» Work instructions
Retype the records that come next, word for word.

» Given records
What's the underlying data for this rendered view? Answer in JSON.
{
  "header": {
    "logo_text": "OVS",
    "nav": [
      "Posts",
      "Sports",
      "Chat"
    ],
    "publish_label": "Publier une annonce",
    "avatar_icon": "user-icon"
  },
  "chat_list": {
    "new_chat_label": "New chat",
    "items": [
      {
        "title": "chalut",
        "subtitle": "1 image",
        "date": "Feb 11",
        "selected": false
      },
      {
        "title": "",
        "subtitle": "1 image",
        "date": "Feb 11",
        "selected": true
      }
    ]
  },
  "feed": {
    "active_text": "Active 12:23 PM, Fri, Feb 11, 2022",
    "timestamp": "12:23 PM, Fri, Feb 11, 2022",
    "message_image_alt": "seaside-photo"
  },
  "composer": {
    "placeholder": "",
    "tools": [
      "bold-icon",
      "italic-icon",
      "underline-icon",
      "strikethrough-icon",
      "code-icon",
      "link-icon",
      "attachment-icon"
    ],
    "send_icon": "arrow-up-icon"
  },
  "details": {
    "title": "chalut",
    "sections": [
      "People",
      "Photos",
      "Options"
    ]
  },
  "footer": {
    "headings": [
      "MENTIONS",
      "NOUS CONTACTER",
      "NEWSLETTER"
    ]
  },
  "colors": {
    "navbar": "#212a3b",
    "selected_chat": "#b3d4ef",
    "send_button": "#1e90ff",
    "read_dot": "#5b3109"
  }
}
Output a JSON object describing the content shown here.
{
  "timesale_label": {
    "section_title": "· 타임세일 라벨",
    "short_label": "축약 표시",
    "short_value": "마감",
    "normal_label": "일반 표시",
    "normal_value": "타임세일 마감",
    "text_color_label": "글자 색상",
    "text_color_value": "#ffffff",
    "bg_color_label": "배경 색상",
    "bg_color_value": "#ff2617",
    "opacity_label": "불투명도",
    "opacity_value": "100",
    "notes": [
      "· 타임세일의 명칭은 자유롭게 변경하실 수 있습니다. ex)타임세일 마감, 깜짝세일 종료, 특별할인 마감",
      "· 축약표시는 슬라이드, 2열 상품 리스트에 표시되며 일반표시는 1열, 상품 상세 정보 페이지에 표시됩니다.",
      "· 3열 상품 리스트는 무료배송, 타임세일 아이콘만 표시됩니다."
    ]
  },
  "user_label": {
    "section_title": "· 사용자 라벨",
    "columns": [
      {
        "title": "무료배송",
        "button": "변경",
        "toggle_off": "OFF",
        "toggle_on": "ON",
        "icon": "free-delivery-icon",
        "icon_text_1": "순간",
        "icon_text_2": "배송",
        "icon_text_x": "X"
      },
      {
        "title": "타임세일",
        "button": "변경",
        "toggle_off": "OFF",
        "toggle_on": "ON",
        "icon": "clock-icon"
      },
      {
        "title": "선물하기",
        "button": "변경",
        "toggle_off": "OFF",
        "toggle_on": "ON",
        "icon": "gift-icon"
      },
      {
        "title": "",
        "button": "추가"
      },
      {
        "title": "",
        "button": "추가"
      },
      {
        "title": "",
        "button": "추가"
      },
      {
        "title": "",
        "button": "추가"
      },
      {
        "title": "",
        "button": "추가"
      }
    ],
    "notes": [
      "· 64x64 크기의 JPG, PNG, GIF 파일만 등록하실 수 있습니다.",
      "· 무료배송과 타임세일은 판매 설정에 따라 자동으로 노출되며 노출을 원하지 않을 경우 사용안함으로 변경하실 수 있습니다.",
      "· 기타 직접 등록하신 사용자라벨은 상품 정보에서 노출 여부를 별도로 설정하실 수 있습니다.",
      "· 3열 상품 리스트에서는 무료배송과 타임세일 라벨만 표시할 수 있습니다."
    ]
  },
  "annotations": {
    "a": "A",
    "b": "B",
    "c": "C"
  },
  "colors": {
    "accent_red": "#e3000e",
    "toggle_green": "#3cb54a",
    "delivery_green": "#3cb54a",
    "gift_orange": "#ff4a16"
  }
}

» Output for this task
What's the underlying data for this rendered view? Answer in JSON.
{
  "header": {
    "logo_text": "OVS",
    "nav": [
      "Posts",
      "Sports",
      "Chat"
    ],
    "publish_label": "Publier une annonce",
    "avatar_icon": "user-icon"
  },
  "chat_list": {
    "new_chat_label": "New chat",
    "items": [
      {
        "title": "chalut",
        "subtitle": "1 image",
        "date": "Feb 11",
        "selected": false
      },
      {
        "title": "",
        "subtitle": "1 image",
        "date": "Feb 11",
        "selected": true
      }
    ]
  },
  "feed": {
    "active_text": "Active 12:23 PM, Fri, Feb 11, 2022",
    "timestamp": "12:23 PM, Fri, Feb 11, 2022",
    "message_image_alt": "seaside-photo"
  },
  "composer": {
    "placeholder": "",
    "tools": [
      "bold-icon",
      "italic-icon",
      "underline-icon",
      "strikethrough-icon",
      "code-icon",
      "link-icon",
      "attachment-icon"
    ],
    "send_icon": "arrow-up-icon"
  },
  "details": {
    "title": "chalut",
    "sections": [
      "People",
      "Photos",
      "Options"
    ]
  },
  "footer": {
    "headings": [
      "MENTIONS",
      "NOUS CONTACTER",
      "NEWSLETTER"
    ]
  },
  "colors": {
    "navbar": "#212a3b",
    "selected_chat": "#b3d4ef",
    "send_button": "#1e90ff",
    "read_dot": "#5b3109"
  }
}
Output a JSON object describing the content shown here.
{
  "timesale_label": {
    "section_title": "· 타임세일 라벨",
    "short_label": "축약 표시",
    "short_value": "마감",
    "normal_label": "일반 표시",
    "normal_value": "타임세일 마감",
    "text_color_label": "글자 색상",
    "text_color_value": "#ffffff",
    "bg_color_label": "배경 색상",
    "bg_color_value": "#ff2617",
    "opacity_label": "불투명도",
    "opacity_value": "100",
    "notes": [
      "· 타임세일의 명칭은 자유롭게 변경하실 수 있습니다. ex)타임세일 마감, 깜짝세일 종료, 특별할인 마감",
      "· 축약표시는 슬라이드, 2열 상품 리스트에 표시되며 일반표시는 1열, 상품 상세 정보 페이지에 표시됩니다.",
      "· 3열 상품 리스트는 무료배송, 타임세일 아이콘만 표시됩니다."
    ]
  },
  "user_label": {
    "section_title": "· 사용자 라벨",
    "columns": [
      {
        "title": "무료배송",
        "button": "변경",
        "toggle_off": "OFF",
        "toggle_on": "ON",
        "icon": "free-delivery-icon",
        "icon_text_1": "순간",
        "icon_text_2": "배송",
        "icon_text_x": "X"
      },
      {
        "title": "타임세일",
        "button": "변경",
        "toggle_off": "OFF",
        "toggle_on": "ON",
        "icon": "clock-icon"
      },
      {
        "title": "선물하기",
        "button": "변경",
        "toggle_off": "OFF",
        "toggle_on": "ON",
        "icon": "gift-icon"
      },
      {
        "title": "",
        "button": "추가"
      },
      {
        "title": "",
        "button": "추가"
      },
      {
        "title": "",
        "button": "추가"
      },
      {
        "title": "",
        "button": "추가"
      },
      {
        "title": "",
        "button": "추가"
      }
    ],
    "notes": [
      "· 64x64 크기의 JPG, PNG, GIF 파일만 등록하실 수 있습니다.",
      "· 무료배송과 타임세일은 판매 설정에 따라 자동으로 노출되며 노출을 원하지 않을 경우 사용안함으로 변경하실 수 있습니다.",
      "· 기타 직접 등록하신 사용자라벨은 상품 정보에서 노출 여부를 별도로 설정하실 수 있습니다.",
      "· 3열 상품 리스트에서는 무료배송과 타임세일 라벨만 표시할 수 있습니다."
    ]
  },
  "annotations": {
    "a": "A",
    "b": "B",
    "c": "C"
  },
  "colors": {
    "accent_red": "#e3000e",
    "toggle_green": "#3cb54a",
    "delivery_green": "#3cb54a",
    "gift_orange": "#ff4a16"
  }
}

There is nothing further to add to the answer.